## Start

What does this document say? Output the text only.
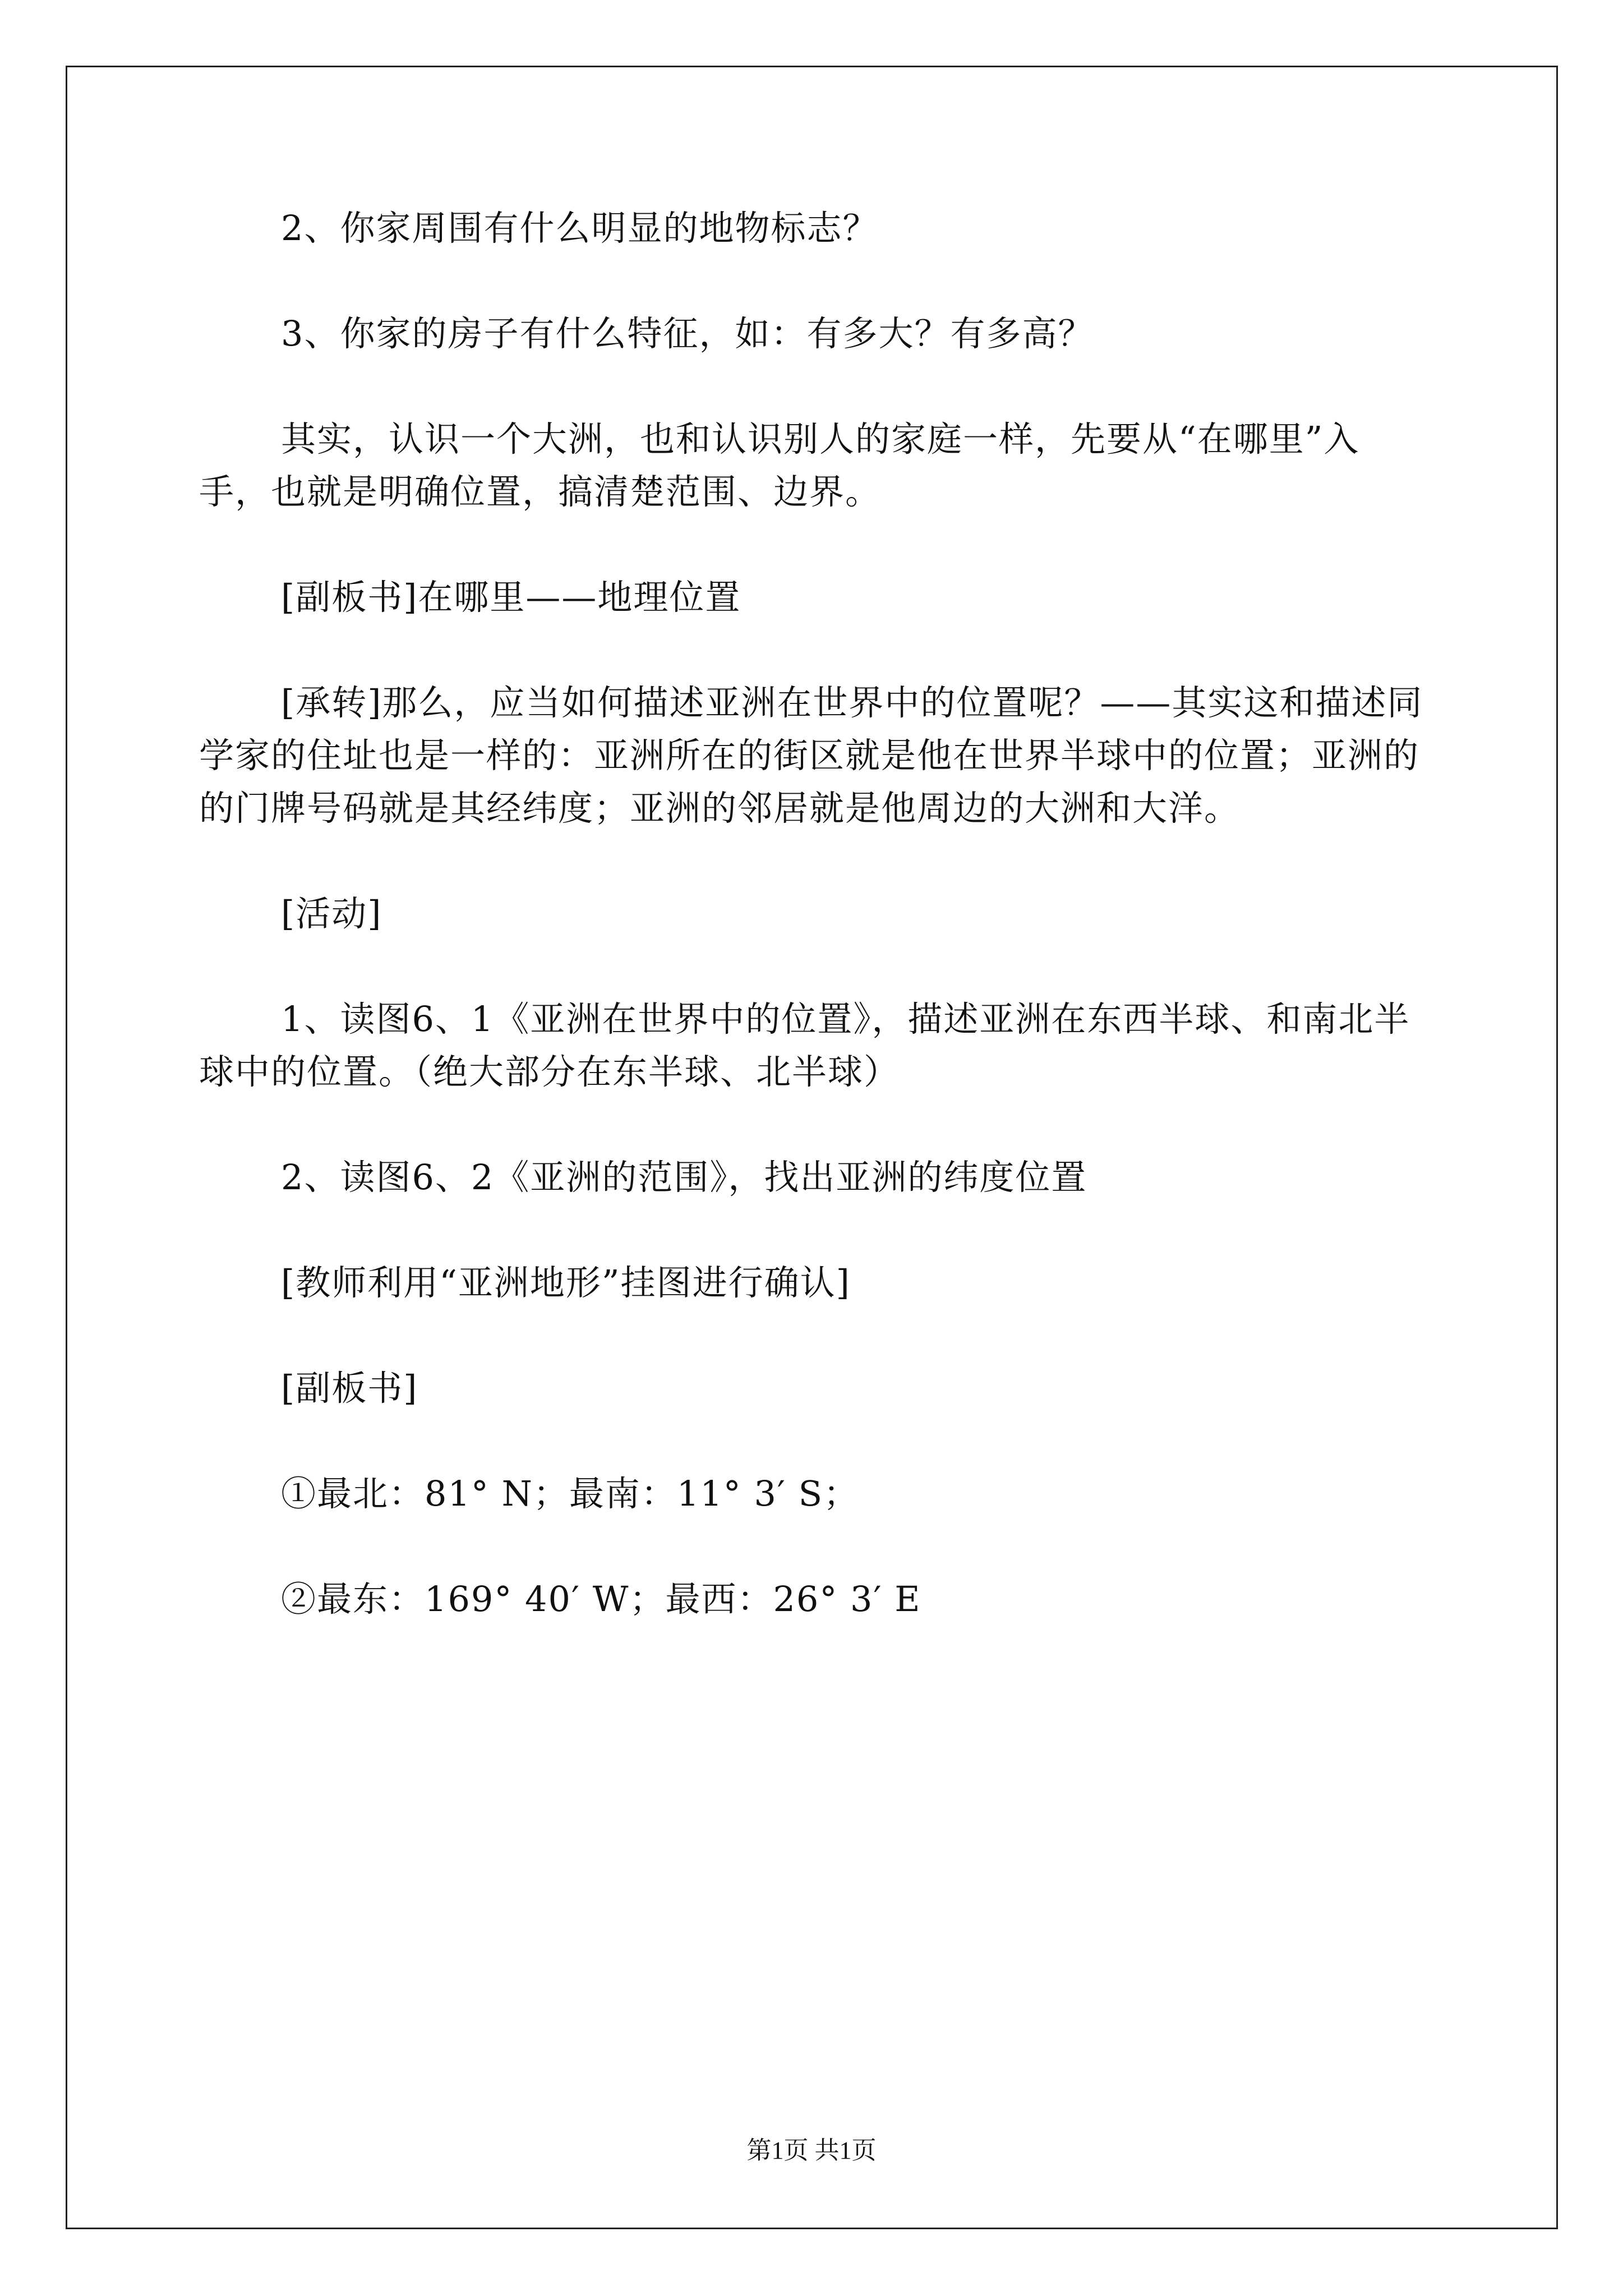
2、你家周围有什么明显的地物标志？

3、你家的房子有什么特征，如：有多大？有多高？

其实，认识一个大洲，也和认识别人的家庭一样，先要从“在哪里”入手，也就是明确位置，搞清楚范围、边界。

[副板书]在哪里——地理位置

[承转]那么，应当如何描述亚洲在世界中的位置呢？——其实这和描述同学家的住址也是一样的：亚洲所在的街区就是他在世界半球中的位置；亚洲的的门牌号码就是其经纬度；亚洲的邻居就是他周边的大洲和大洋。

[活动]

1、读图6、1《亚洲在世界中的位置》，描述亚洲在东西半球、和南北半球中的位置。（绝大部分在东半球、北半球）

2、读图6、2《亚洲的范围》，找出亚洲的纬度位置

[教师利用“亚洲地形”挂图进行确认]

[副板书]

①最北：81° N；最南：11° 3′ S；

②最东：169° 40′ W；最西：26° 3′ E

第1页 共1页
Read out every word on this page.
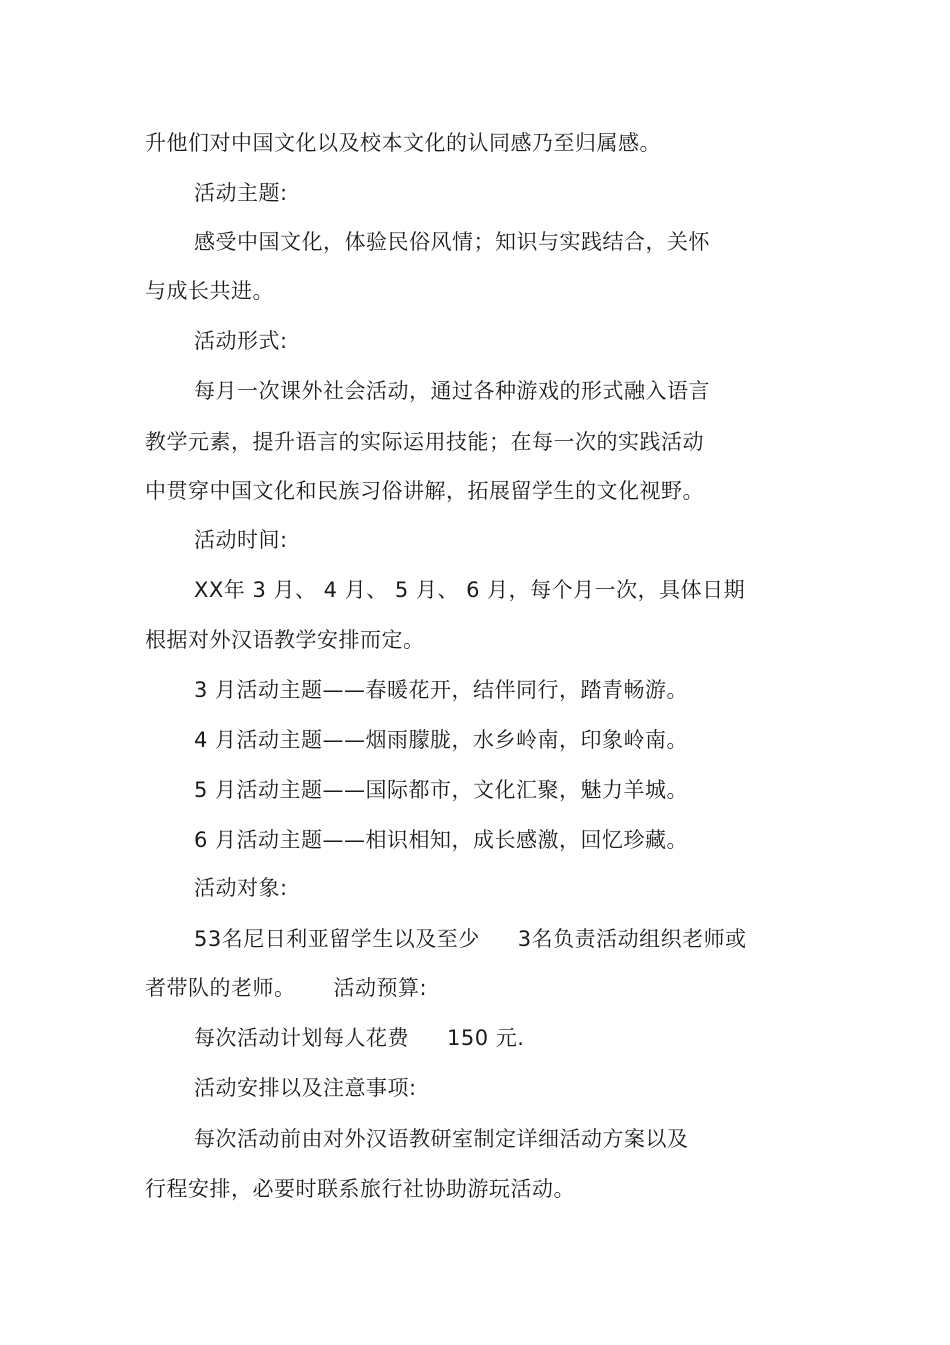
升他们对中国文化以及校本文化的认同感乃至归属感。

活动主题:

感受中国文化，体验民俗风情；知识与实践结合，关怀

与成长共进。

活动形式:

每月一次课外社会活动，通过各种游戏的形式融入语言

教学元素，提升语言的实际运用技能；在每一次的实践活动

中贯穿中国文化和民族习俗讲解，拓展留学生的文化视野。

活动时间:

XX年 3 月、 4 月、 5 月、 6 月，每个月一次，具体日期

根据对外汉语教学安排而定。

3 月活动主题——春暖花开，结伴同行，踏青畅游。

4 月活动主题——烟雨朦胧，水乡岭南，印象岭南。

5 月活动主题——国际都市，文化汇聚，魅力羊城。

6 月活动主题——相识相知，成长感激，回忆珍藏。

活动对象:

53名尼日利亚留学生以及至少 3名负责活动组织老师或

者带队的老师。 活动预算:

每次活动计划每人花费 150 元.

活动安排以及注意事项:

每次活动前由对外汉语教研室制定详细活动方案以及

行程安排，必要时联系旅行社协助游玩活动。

## End

## INSTRUCTIONS TO FOLLOW
Copy each line of the entries that includes the word "this".

## EXERCISE SOLUTION
What does this document say? Output the text only.
Read out every word on this page.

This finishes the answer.